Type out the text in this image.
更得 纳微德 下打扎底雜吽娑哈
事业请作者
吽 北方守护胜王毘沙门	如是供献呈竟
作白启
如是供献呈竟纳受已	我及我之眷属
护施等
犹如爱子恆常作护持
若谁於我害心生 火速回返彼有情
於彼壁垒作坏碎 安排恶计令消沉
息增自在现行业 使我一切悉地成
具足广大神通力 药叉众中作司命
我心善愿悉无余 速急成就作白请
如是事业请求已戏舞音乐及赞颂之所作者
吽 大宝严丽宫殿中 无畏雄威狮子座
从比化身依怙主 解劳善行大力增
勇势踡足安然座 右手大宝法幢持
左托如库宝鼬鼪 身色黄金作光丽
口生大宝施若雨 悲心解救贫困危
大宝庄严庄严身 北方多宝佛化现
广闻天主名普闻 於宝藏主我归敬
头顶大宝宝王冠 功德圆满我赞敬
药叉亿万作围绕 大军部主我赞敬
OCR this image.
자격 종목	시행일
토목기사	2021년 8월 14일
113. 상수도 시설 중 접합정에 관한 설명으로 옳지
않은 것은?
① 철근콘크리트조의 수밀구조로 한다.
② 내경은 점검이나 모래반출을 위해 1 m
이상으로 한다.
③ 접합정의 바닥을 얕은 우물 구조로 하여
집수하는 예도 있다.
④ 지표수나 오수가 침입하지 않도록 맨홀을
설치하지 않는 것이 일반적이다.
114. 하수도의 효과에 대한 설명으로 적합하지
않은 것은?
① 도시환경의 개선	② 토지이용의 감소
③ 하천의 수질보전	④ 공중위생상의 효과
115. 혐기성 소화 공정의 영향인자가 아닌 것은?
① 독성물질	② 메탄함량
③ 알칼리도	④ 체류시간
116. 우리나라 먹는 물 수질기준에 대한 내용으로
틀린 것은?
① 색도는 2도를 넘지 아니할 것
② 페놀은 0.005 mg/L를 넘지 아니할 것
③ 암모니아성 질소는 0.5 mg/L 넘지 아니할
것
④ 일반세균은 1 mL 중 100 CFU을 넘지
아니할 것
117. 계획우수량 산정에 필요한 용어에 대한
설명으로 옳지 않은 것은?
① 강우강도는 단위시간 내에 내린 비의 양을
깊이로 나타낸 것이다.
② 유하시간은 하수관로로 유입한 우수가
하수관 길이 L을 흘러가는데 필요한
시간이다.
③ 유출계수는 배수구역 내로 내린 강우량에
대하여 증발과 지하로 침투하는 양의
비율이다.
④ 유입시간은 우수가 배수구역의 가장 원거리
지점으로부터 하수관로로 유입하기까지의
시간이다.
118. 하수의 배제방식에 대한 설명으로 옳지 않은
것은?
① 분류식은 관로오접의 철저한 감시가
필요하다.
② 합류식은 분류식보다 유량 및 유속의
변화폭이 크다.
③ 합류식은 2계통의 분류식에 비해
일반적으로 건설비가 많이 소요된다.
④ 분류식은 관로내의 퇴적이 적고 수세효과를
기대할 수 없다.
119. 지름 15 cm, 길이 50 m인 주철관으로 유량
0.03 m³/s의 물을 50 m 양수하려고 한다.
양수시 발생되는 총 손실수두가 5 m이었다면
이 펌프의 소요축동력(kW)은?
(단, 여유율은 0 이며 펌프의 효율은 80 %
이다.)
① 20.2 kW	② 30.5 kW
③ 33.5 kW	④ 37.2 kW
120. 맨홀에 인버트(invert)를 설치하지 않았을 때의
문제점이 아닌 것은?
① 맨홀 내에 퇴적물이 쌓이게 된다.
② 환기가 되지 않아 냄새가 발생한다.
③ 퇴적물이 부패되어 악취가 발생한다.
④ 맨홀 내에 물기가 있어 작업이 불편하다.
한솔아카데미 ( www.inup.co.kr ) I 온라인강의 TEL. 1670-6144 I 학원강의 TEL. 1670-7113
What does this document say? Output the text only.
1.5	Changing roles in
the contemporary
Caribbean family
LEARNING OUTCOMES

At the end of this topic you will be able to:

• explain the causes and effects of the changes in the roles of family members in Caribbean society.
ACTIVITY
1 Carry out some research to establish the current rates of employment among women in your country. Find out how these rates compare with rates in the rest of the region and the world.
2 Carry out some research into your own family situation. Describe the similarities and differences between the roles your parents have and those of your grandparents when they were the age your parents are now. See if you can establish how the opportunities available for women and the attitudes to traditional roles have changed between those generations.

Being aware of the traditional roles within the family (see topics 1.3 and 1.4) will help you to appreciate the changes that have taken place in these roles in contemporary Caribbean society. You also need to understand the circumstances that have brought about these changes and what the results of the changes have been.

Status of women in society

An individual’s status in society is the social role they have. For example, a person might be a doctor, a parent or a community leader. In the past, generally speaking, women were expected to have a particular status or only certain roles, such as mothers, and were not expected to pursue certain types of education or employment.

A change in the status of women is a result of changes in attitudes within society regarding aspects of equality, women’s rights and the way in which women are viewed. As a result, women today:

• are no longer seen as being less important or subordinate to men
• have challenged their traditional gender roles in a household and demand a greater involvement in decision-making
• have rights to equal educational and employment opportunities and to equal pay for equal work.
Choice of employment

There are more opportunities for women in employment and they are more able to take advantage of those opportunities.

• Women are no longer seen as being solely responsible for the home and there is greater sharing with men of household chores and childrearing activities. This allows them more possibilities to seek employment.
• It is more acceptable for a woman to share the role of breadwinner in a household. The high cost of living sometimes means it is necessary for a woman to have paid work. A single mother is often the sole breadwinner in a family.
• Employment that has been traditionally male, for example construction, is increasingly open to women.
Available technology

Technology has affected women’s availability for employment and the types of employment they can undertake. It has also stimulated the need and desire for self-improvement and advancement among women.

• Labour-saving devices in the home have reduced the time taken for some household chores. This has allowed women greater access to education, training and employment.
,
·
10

============================================================

### Instruction
Each record above should be restated word for word.

### Problem solution
Type out the text in this image.
更得 纳微德 下打扎底雜吽娑哈
事业请作者
吽 北方守护胜王毘沙门	如是供献呈竟
作白启
如是供献呈竟纳受已	我及我之眷属
护施等
犹如爱子恆常作护持
若谁於我害心生 火速回返彼有情
於彼壁垒作坏碎 安排恶计令消沉
息增自在现行业 使我一切悉地成
具足广大神通力 药叉众中作司命
我心善愿悉无余 速急成就作白请
如是事业请求已戏舞音乐及赞颂之所作者
吽 大宝严丽宫殿中 无畏雄威狮子座
从比化身依怙主 解劳善行大力增
勇势踡足安然座 右手大宝法幢持
左托如库宝鼬鼪 身色黄金作光丽
口生大宝施若雨 悲心解救贫困危
大宝庄严庄严身 北方多宝佛化现
广闻天主名普闻 於宝藏主我归敬
头顶大宝宝王冠 功德圆满我赞敬
药叉亿万作围绕 大军部主我赞敬
OCR this image.
자격 종목	시행일
토목기사	2021년 8월 14일
113. 상수도 시설 중 접합정에 관한 설명으로 옳지
않은 것은?
① 철근콘크리트조의 수밀구조로 한다.
② 내경은 점검이나 모래반출을 위해 1 m
이상으로 한다.
③ 접합정의 바닥을 얕은 우물 구조로 하여
집수하는 예도 있다.
④ 지표수나 오수가 침입하지 않도록 맨홀을
설치하지 않는 것이 일반적이다.
114. 하수도의 효과에 대한 설명으로 적합하지
않은 것은?
① 도시환경의 개선	② 토지이용의 감소
③ 하천의 수질보전	④ 공중위생상의 효과
115. 혐기성 소화 공정의 영향인자가 아닌 것은?
① 독성물질	② 메탄함량
③ 알칼리도	④ 체류시간
116. 우리나라 먹는 물 수질기준에 대한 내용으로
틀린 것은?
① 색도는 2도를 넘지 아니할 것
② 페놀은 0.005 mg/L를 넘지 아니할 것
③ 암모니아성 질소는 0.5 mg/L 넘지 아니할
것
④ 일반세균은 1 mL 중 100 CFU을 넘지
아니할 것
117. 계획우수량 산정에 필요한 용어에 대한
설명으로 옳지 않은 것은?
① 강우강도는 단위시간 내에 내린 비의 양을
깊이로 나타낸 것이다.
② 유하시간은 하수관로로 유입한 우수가
하수관 길이 L을 흘러가는데 필요한
시간이다.
③ 유출계수는 배수구역 내로 내린 강우량에
대하여 증발과 지하로 침투하는 양의
비율이다.
④ 유입시간은 우수가 배수구역의 가장 원거리
지점으로부터 하수관로로 유입하기까지의
시간이다.
118. 하수의 배제방식에 대한 설명으로 옳지 않은
것은?
① 분류식은 관로오접의 철저한 감시가
필요하다.
② 합류식은 분류식보다 유량 및 유속의
변화폭이 크다.
③ 합류식은 2계통의 분류식에 비해
일반적으로 건설비가 많이 소요된다.
④ 분류식은 관로내의 퇴적이 적고 수세효과를
기대할 수 없다.
119. 지름 15 cm, 길이 50 m인 주철관으로 유량
0.03 m³/s의 물을 50 m 양수하려고 한다.
양수시 발생되는 총 손실수두가 5 m이었다면
이 펌프의 소요축동력(kW)은?
(단, 여유율은 0 이며 펌프의 효율은 80 %
이다.)
① 20.2 kW	② 30.5 kW
③ 33.5 kW	④ 37.2 kW
120. 맨홀에 인버트(invert)를 설치하지 않았을 때의
문제점이 아닌 것은?
① 맨홀 내에 퇴적물이 쌓이게 된다.
② 환기가 되지 않아 냄새가 발생한다.
③ 퇴적물이 부패되어 악취가 발생한다.
④ 맨홀 내에 물기가 있어 작업이 불편하다.
한솔아카데미 ( www.inup.co.kr ) I 온라인강의 TEL. 1670-6144 I 학원강의 TEL. 1670-7113
What does this document say? Output the text only.
1.5	Changing roles in
the contemporary
Caribbean family
LEARNING OUTCOMES

At the end of this topic you will be able to:

• explain the causes and effects of the changes in the roles of family members in Caribbean society.
ACTIVITY
1 Carry out some research to establish the current rates of employment among women in your country. Find out how these rates compare with rates in the rest of the region and the world.
2 Carry out some research into your own family situation. Describe the similarities and differences between the roles your parents have and those of your grandparents when they were the age your parents are now. See if you can establish how the opportunities available for women and the attitudes to traditional roles have changed between those generations.

Being aware of the traditional roles within the family (see topics 1.3 and 1.4) will help you to appreciate the changes that have taken place in these roles in contemporary Caribbean society. You also need to understand the circumstances that have brought about these changes and what the results of the changes have been.

Status of women in society

An individual’s status in society is the social role they have. For example, a person might be a doctor, a parent or a community leader. In the past, generally speaking, women were expected to have a particular status or only certain roles, such as mothers, and were not expected to pursue certain types of education or employment.

A change in the status of women is a result of changes in attitudes within society regarding aspects of equality, women’s rights and the way in which women are viewed. As a result, women today:

• are no longer seen as being less important or subordinate to men
• have challenged their traditional gender roles in a household and demand a greater involvement in decision-making
• have rights to equal educational and employment opportunities and to equal pay for equal work.
Choice of employment

There are more opportunities for women in employment and they are more able to take advantage of those opportunities.

• Women are no longer seen as being solely responsible for the home and there is greater sharing with men of household chores and childrearing activities. This allows them more possibilities to seek employment.
• It is more acceptable for a woman to share the role of breadwinner in a household. The high cost of living sometimes means it is necessary for a woman to have paid work. A single mother is often the sole breadwinner in a family.
• Employment that has been traditionally male, for example construction, is increasingly open to women.
Available technology

Technology has affected women’s availability for employment and the types of employment they can undertake. It has also stimulated the need and desire for self-improvement and advancement among women.

• Labour-saving devices in the home have reduced the time taken for some household chores. This has allowed women greater access to education, training and employment.
,
·
10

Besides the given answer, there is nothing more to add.